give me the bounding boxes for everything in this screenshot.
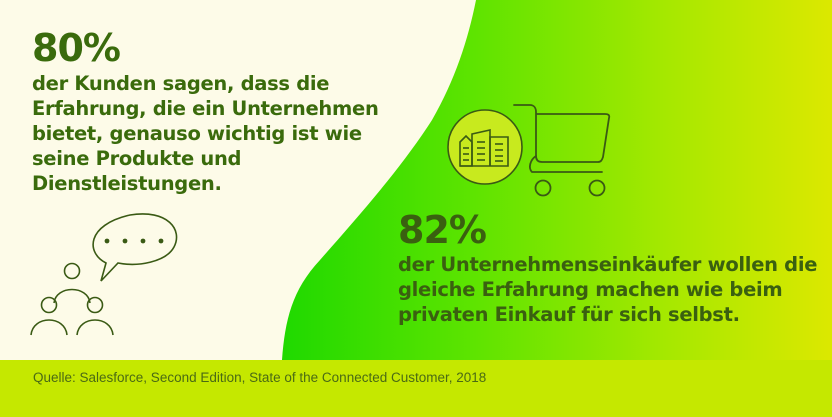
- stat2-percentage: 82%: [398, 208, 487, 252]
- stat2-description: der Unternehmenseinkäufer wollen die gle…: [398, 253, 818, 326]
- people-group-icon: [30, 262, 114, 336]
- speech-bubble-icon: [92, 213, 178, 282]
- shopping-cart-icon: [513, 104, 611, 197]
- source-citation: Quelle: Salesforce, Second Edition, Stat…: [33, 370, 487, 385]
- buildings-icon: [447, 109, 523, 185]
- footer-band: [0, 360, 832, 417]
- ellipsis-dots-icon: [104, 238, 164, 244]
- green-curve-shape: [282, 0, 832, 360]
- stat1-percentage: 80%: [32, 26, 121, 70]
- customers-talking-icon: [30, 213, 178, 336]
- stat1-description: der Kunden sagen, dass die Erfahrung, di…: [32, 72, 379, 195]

————

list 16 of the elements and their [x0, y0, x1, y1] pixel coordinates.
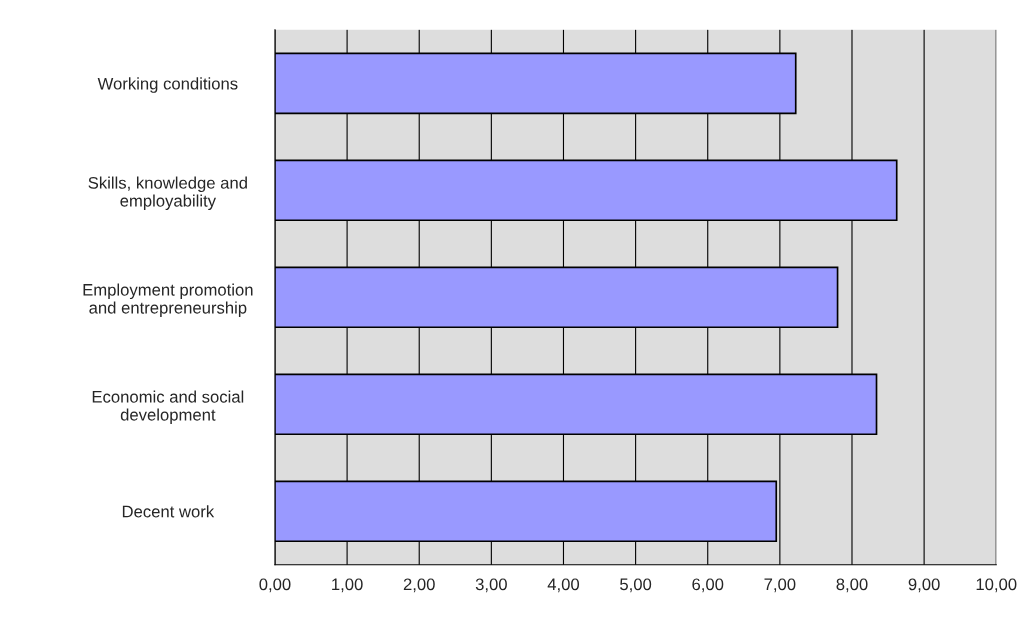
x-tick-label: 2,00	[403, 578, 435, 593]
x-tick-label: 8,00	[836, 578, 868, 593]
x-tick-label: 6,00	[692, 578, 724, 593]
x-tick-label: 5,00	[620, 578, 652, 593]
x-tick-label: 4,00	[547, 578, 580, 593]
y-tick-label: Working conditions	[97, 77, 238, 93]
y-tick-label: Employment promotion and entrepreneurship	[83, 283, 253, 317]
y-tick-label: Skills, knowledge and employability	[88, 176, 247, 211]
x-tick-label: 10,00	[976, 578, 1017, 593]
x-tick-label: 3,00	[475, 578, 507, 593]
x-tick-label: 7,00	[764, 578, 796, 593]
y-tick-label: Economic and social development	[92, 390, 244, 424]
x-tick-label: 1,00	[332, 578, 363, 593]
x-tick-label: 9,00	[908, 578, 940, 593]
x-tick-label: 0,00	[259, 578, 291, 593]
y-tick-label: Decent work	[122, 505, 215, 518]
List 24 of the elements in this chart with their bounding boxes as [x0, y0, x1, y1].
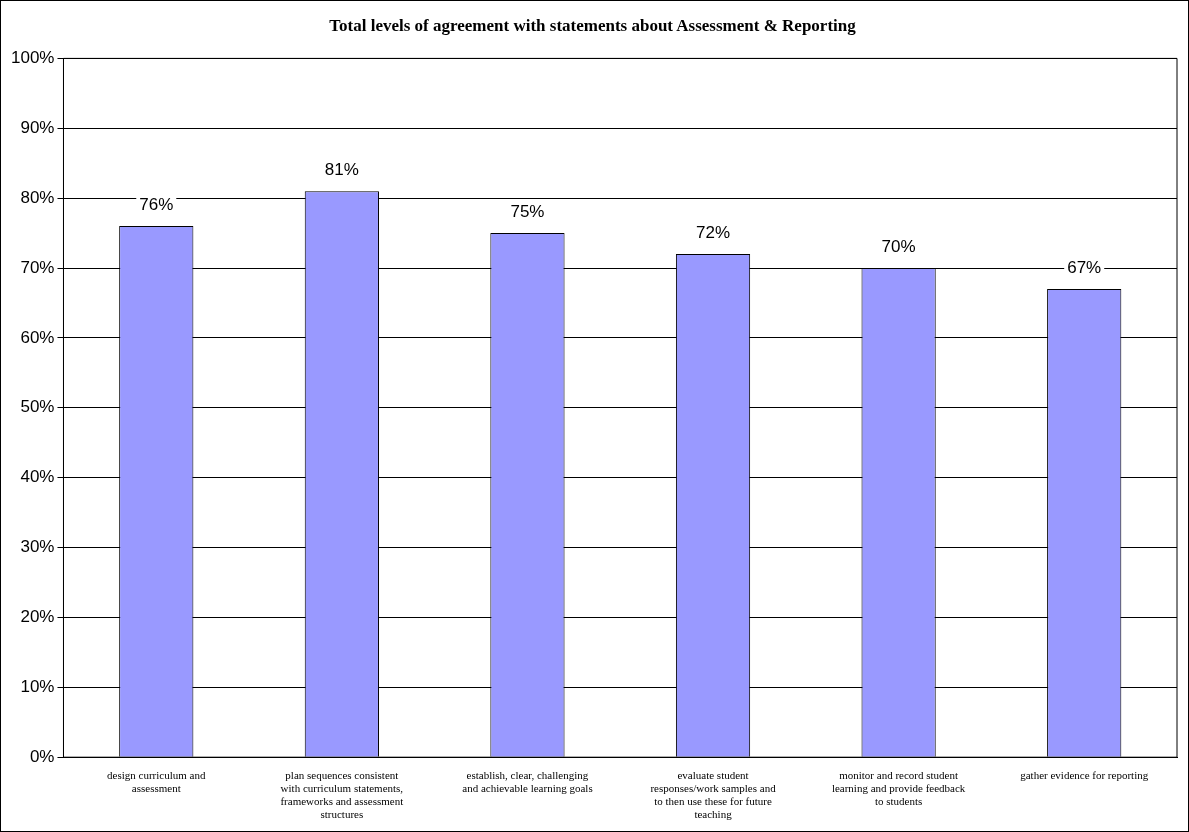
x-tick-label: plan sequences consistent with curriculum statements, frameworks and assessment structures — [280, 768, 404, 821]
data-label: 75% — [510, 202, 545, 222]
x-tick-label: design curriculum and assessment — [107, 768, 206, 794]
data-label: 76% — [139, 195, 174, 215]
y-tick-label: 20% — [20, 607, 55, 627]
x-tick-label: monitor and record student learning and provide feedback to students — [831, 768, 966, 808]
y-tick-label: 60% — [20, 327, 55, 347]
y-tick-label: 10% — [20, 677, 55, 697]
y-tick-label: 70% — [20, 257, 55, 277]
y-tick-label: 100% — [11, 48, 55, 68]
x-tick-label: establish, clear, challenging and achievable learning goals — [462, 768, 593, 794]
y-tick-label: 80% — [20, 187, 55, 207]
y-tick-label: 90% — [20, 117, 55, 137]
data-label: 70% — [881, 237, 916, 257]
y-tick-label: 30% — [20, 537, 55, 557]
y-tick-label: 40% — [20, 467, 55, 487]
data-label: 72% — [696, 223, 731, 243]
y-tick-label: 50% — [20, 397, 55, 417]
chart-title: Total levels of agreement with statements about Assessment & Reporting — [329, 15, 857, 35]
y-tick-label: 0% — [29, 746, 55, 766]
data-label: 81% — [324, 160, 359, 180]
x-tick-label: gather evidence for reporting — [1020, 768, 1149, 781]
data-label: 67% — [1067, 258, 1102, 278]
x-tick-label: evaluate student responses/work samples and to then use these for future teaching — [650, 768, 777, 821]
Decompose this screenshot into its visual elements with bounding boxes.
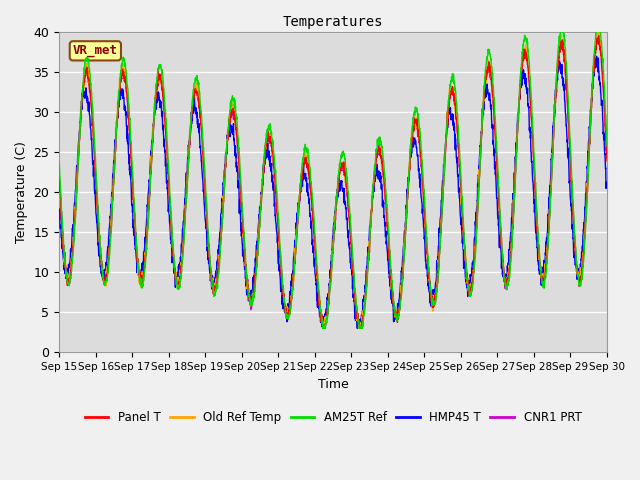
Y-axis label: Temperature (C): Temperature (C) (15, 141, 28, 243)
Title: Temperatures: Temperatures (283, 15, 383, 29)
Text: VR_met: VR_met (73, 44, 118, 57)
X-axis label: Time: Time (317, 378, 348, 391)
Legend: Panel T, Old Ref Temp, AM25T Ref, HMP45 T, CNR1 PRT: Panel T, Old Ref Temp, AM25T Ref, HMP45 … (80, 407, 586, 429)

————

What is expected: Print the lines of the material exactly, beginning with the line that contains "x-tick-label: plan sequences" and continuing through the line that contains "data-label: 76% — [139, 195, 174, 215]", both included.

Task answer:
x-tick-label: plan sequences consistent with curriculum statements, frameworks and assessment structures — [280, 768, 404, 821]
data-label: 75% — [510, 202, 545, 222]
x-tick-label: design curriculum and assessment — [107, 768, 206, 794]
data-label: 76% — [139, 195, 174, 215]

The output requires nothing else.